[Excerpts from a figure dataset]
• • • • • • •
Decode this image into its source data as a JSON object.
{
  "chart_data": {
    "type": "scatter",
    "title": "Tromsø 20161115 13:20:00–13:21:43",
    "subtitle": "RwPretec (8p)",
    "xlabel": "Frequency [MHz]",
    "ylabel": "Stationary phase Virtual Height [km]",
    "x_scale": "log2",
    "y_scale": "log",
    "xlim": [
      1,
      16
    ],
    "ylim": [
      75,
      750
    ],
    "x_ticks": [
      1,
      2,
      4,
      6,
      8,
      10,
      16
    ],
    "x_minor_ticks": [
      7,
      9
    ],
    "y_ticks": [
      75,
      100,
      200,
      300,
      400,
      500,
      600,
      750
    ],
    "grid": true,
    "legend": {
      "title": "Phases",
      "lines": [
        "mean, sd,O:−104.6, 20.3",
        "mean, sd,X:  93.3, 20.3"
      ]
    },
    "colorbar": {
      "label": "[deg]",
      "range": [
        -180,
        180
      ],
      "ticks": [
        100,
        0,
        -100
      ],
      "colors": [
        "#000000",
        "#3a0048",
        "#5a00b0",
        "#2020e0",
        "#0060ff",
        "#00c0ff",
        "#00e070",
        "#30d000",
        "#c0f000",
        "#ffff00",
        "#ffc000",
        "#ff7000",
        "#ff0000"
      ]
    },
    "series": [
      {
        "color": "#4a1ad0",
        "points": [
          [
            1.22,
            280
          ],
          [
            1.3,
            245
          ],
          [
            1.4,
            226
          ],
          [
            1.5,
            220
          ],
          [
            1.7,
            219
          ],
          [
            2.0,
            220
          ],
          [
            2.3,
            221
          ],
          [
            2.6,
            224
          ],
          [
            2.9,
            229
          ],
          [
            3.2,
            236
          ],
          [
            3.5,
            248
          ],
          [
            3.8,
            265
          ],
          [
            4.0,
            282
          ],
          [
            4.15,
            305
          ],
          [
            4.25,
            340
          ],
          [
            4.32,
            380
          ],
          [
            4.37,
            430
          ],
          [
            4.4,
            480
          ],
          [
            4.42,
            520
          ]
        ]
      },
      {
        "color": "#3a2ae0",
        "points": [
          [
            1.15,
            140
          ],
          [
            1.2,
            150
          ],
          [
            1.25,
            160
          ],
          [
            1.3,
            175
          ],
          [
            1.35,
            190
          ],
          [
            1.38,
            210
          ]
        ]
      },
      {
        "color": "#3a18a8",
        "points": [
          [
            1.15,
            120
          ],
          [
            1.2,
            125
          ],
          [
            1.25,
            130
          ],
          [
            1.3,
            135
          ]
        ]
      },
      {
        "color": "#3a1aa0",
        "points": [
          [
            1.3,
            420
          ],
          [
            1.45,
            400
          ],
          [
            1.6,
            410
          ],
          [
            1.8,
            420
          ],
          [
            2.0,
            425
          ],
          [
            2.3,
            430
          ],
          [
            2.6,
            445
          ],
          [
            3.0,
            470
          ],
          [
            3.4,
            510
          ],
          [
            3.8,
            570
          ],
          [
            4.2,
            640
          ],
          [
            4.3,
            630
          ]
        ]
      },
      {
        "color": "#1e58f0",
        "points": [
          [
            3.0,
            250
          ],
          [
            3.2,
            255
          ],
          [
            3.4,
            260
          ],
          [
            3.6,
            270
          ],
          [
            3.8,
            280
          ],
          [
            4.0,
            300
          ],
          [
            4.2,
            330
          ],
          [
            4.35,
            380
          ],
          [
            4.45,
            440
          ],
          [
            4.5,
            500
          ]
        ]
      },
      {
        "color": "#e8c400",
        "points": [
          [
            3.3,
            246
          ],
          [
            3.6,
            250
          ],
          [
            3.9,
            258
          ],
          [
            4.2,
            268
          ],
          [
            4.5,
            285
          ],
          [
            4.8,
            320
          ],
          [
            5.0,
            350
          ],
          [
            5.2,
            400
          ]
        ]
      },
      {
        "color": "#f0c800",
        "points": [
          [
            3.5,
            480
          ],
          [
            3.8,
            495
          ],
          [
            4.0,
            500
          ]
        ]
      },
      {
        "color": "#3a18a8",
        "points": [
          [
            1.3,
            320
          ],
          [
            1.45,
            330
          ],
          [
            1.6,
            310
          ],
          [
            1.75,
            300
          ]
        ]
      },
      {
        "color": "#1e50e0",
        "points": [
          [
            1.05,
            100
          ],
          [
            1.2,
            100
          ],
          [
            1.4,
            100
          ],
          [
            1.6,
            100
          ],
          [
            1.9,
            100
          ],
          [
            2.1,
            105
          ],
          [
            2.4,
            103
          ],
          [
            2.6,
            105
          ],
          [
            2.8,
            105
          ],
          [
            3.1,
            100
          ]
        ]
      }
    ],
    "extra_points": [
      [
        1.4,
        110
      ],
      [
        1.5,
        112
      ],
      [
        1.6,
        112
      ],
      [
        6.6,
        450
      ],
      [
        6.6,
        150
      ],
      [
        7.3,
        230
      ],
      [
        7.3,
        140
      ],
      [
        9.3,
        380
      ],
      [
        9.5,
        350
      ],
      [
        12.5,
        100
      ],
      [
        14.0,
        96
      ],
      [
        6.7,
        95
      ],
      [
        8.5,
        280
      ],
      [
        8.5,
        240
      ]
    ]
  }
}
• • • • • • •
--- Requirement ---
Type the whole listing again, unaltered.

--- Correct answer ---
Decode this image into its source data as a JSON object.
{
  "chart_data": {
    "type": "scatter",
    "title": "Tromsø 20161115 13:20:00–13:21:43",
    "subtitle": "RwPretec (8p)",
    "xlabel": "Frequency [MHz]",
    "ylabel": "Stationary phase Virtual Height [km]",
    "x_scale": "log2",
    "y_scale": "log",
    "xlim": [
      1,
      16
    ],
    "ylim": [
      75,
      750
    ],
    "x_ticks": [
      1,
      2,
      4,
      6,
      8,
      10,
      16
    ],
    "x_minor_ticks": [
      7,
      9
    ],
    "y_ticks": [
      75,
      100,
      200,
      300,
      400,
      500,
      600,
      750
    ],
    "grid": true,
    "legend": {
      "title": "Phases",
      "lines": [
        "mean, sd,O:−104.6, 20.3",
        "mean, sd,X:  93.3, 20.3"
      ]
    },
    "colorbar": {
      "label": "[deg]",
      "range": [
        -180,
        180
      ],
      "ticks": [
        100,
        0,
        -100
      ],
      "colors": [
        "#000000",
        "#3a0048",
        "#5a00b0",
        "#2020e0",
        "#0060ff",
        "#00c0ff",
        "#00e070",
        "#30d000",
        "#c0f000",
        "#ffff00",
        "#ffc000",
        "#ff7000",
        "#ff0000"
      ]
    },
    "series": [
      {
        "color": "#4a1ad0",
        "points": [
          [
            1.22,
            280
          ],
          [
            1.3,
            245
          ],
          [
            1.4,
            226
          ],
          [
            1.5,
            220
          ],
          [
            1.7,
            219
          ],
          [
            2.0,
            220
          ],
          [
            2.3,
            221
          ],
          [
            2.6,
            224
          ],
          [
            2.9,
            229
          ],
          [
            3.2,
            236
          ],
          [
            3.5,
            248
          ],
          [
            3.8,
            265
          ],
          [
            4.0,
            282
          ],
          [
            4.15,
            305
          ],
          [
            4.25,
            340
          ],
          [
            4.32,
            380
          ],
          [
            4.37,
            430
          ],
          [
            4.4,
            480
          ],
          [
            4.42,
            520
          ]
        ]
      },
      {
        "color": "#3a2ae0",
        "points": [
          [
            1.15,
            140
          ],
          [
            1.2,
            150
          ],
          [
            1.25,
            160
          ],
          [
            1.3,
            175
          ],
          [
            1.35,
            190
          ],
          [
            1.38,
            210
          ]
        ]
      },
      {
        "color": "#3a18a8",
        "points": [
          [
            1.15,
            120
          ],
          [
            1.2,
            125
          ],
          [
            1.25,
            130
          ],
          [
            1.3,
            135
          ]
        ]
      },
      {
        "color": "#3a1aa0",
        "points": [
          [
            1.3,
            420
          ],
          [
            1.45,
            400
          ],
          [
            1.6,
            410
          ],
          [
            1.8,
            420
          ],
          [
            2.0,
            425
          ],
          [
            2.3,
            430
          ],
          [
            2.6,
            445
          ],
          [
            3.0,
            470
          ],
          [
            3.4,
            510
          ],
          [
            3.8,
            570
          ],
          [
            4.2,
            640
          ],
          [
            4.3,
            630
          ]
        ]
      },
      {
        "color": "#1e58f0",
        "points": [
          [
            3.0,
            250
          ],
          [
            3.2,
            255
          ],
          [
            3.4,
            260
          ],
          [
            3.6,
            270
          ],
          [
            3.8,
            280
          ],
          [
            4.0,
            300
          ],
          [
            4.2,
            330
          ],
          [
            4.35,
            380
          ],
          [
            4.45,
            440
          ],
          [
            4.5,
            500
          ]
        ]
      },
      {
        "color": "#e8c400",
        "points": [
          [
            3.3,
            246
          ],
          [
            3.6,
            250
          ],
          [
            3.9,
            258
          ],
          [
            4.2,
            268
          ],
          [
            4.5,
            285
          ],
          [
            4.8,
            320
          ],
          [
            5.0,
            350
          ],
          [
            5.2,
            400
          ]
        ]
      },
      {
        "color": "#f0c800",
        "points": [
          [
            3.5,
            480
          ],
          [
            3.8,
            495
          ],
          [
            4.0,
            500
          ]
        ]
      },
      {
        "color": "#3a18a8",
        "points": [
          [
            1.3,
            320
          ],
          [
            1.45,
            330
          ],
          [
            1.6,
            310
          ],
          [
            1.75,
            300
          ]
        ]
      },
      {
        "color": "#1e50e0",
        "points": [
          [
            1.05,
            100
          ],
          [
            1.2,
            100
          ],
          [
            1.4,
            100
          ],
          [
            1.6,
            100
          ],
          [
            1.9,
            100
          ],
          [
            2.1,
            105
          ],
          [
            2.4,
            103
          ],
          [
            2.6,
            105
          ],
          [
            2.8,
            105
          ],
          [
            3.1,
            100
          ]
        ]
      }
    ],
    "extra_points": [
      [
        1.4,
        110
      ],
      [
        1.5,
        112
      ],
      [
        1.6,
        112
      ],
      [
        6.6,
        450
      ],
      [
        6.6,
        150
      ],
      [
        7.3,
        230
      ],
      [
        7.3,
        140
      ],
      [
        9.3,
        380
      ],
      [
        9.5,
        350
      ],
      [
        12.5,
        100
      ],
      [
        14.0,
        96
      ],
      [
        6.7,
        95
      ],
      [
        8.5,
        280
      ],
      [
        8.5,
        240
      ]
    ]
  }
}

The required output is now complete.